[Begin Task data]

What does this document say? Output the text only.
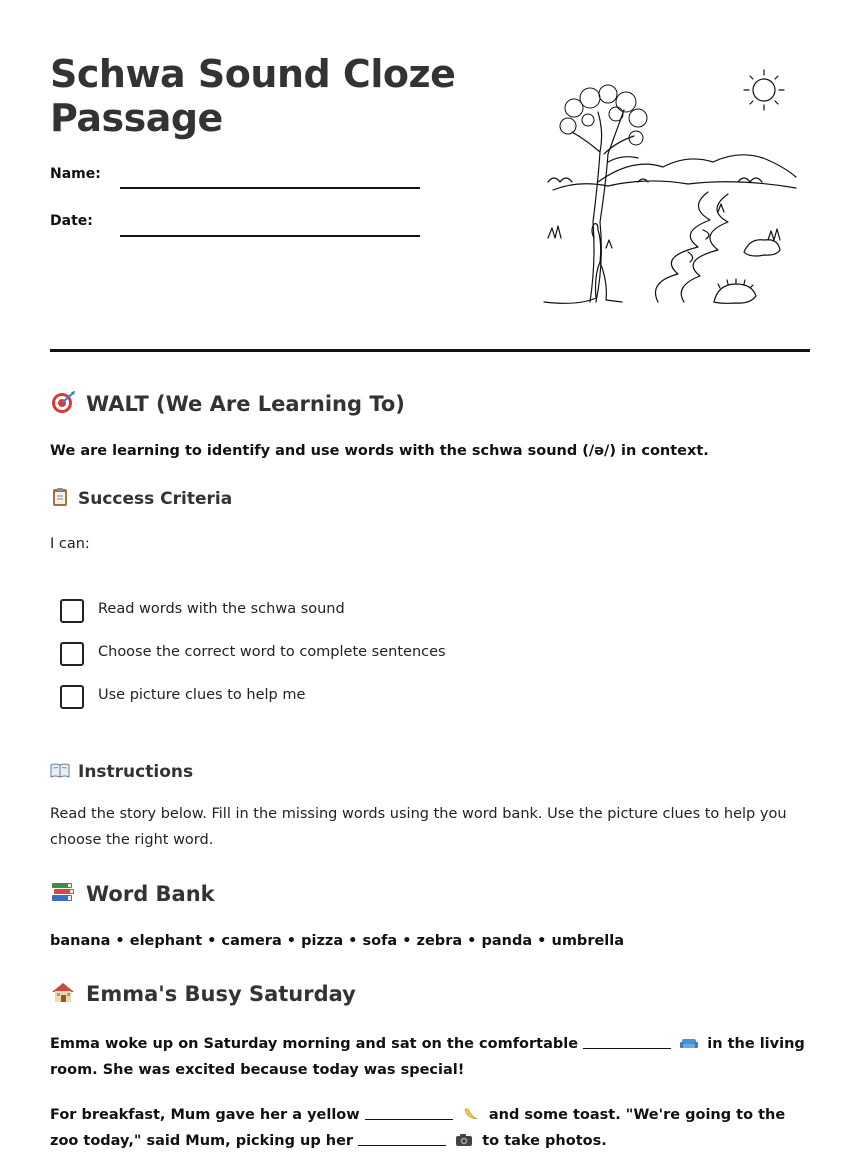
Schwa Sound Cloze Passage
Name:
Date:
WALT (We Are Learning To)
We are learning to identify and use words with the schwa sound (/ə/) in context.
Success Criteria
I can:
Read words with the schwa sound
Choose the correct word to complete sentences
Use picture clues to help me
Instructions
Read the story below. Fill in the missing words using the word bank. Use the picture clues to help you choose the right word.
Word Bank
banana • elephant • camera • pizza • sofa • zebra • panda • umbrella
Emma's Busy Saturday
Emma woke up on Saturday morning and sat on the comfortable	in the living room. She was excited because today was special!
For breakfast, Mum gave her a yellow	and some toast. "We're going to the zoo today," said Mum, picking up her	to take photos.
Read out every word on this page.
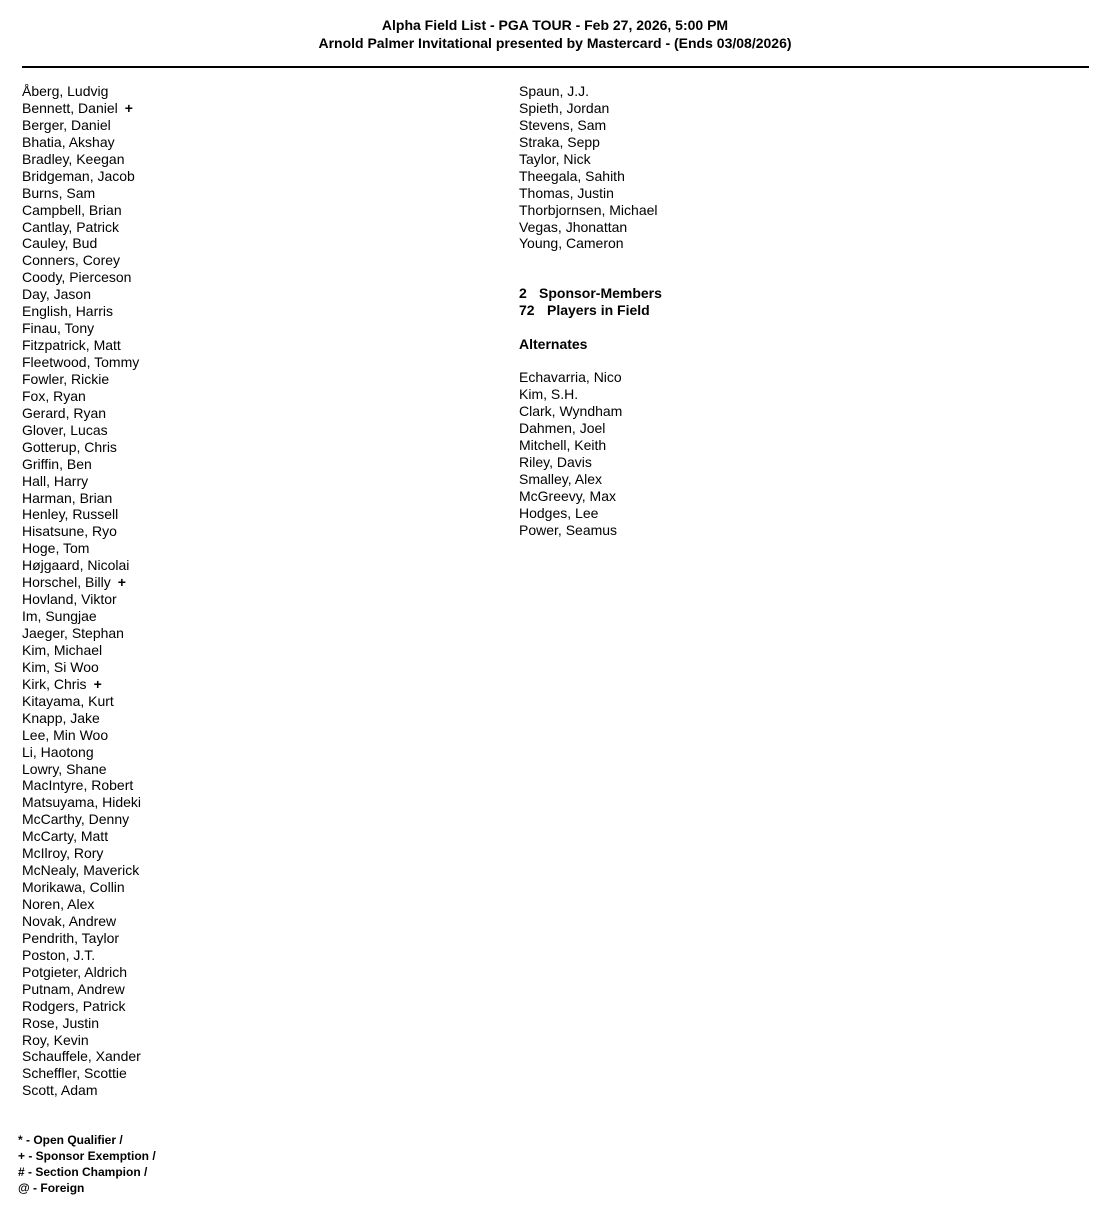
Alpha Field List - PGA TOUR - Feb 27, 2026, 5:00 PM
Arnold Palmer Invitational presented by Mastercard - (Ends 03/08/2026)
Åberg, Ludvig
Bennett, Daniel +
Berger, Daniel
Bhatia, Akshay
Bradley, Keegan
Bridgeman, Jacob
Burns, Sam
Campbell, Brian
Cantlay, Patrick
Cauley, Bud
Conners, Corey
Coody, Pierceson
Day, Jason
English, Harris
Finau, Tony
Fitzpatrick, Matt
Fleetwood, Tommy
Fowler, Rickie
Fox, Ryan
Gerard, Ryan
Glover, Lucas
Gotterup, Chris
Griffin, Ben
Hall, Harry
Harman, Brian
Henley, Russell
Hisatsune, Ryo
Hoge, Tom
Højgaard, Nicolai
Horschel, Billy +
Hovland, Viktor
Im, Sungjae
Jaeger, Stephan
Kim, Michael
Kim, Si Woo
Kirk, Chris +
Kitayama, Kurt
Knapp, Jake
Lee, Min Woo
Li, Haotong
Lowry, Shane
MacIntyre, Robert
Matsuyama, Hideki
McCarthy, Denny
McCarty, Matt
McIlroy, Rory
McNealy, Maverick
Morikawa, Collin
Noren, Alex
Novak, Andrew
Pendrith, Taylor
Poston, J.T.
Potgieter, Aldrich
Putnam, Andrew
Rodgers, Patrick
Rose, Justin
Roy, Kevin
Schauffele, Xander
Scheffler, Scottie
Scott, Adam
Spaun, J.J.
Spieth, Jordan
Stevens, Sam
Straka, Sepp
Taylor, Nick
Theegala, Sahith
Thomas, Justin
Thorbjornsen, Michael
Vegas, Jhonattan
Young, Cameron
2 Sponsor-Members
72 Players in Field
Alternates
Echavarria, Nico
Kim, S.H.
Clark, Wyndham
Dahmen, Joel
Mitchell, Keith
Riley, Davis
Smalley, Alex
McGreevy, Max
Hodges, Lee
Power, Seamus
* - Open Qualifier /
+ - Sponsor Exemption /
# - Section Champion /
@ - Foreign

[End Task data]

• **Stated problem**
Go through the entries above and print each one exactly, minus the pictures.

• **The answer**
What does this document say? Output the text only.
Schwa Sound Cloze Passage
Name:
Date:
WALT (We Are Learning To)
We are learning to identify and use words with the schwa sound (/ə/) in context.
Success Criteria
I can:
Read words with the schwa sound
Choose the correct word to complete sentences
Use picture clues to help me
Instructions
Read the story below. Fill in the missing words using the word bank. Use the picture clues to help you choose the right word.
Word Bank
banana • elephant • camera • pizza • sofa • zebra • panda • umbrella
Emma's Busy Saturday
Emma woke up on Saturday morning and sat on the comfortable	in the living room. She was excited because today was special!
For breakfast, Mum gave her a yellow	and some toast. "We're going to the zoo today," said Mum, picking up her	to take photos.
Read out every word on this page.
Alpha Field List - PGA TOUR - Feb 27, 2026, 5:00 PM
Arnold Palmer Invitational presented by Mastercard - (Ends 03/08/2026)
Åberg, Ludvig
Bennett, Daniel +
Berger, Daniel
Bhatia, Akshay
Bradley, Keegan
Bridgeman, Jacob
Burns, Sam
Campbell, Brian
Cantlay, Patrick
Cauley, Bud
Conners, Corey
Coody, Pierceson
Day, Jason
English, Harris
Finau, Tony
Fitzpatrick, Matt
Fleetwood, Tommy
Fowler, Rickie
Fox, Ryan
Gerard, Ryan
Glover, Lucas
Gotterup, Chris
Griffin, Ben
Hall, Harry
Harman, Brian
Henley, Russell
Hisatsune, Ryo
Hoge, Tom
Højgaard, Nicolai
Horschel, Billy +
Hovland, Viktor
Im, Sungjae
Jaeger, Stephan
Kim, Michael
Kim, Si Woo
Kirk, Chris +
Kitayama, Kurt
Knapp, Jake
Lee, Min Woo
Li, Haotong
Lowry, Shane
MacIntyre, Robert
Matsuyama, Hideki
McCarthy, Denny
McCarty, Matt
McIlroy, Rory
McNealy, Maverick
Morikawa, Collin
Noren, Alex
Novak, Andrew
Pendrith, Taylor
Poston, J.T.
Potgieter, Aldrich
Putnam, Andrew
Rodgers, Patrick
Rose, Justin
Roy, Kevin
Schauffele, Xander
Scheffler, Scottie
Scott, Adam
Spaun, J.J.
Spieth, Jordan
Stevens, Sam
Straka, Sepp
Taylor, Nick
Theegala, Sahith
Thomas, Justin
Thorbjornsen, Michael
Vegas, Jhonattan
Young, Cameron
2 Sponsor-Members
72 Players in Field
Alternates
Echavarria, Nico
Kim, S.H.
Clark, Wyndham
Dahmen, Joel
Mitchell, Keith
Riley, Davis
Smalley, Alex
McGreevy, Max
Hodges, Lee
Power, Seamus
* - Open Qualifier /
+ - Sponsor Exemption /
# - Section Champion /
@ - Foreign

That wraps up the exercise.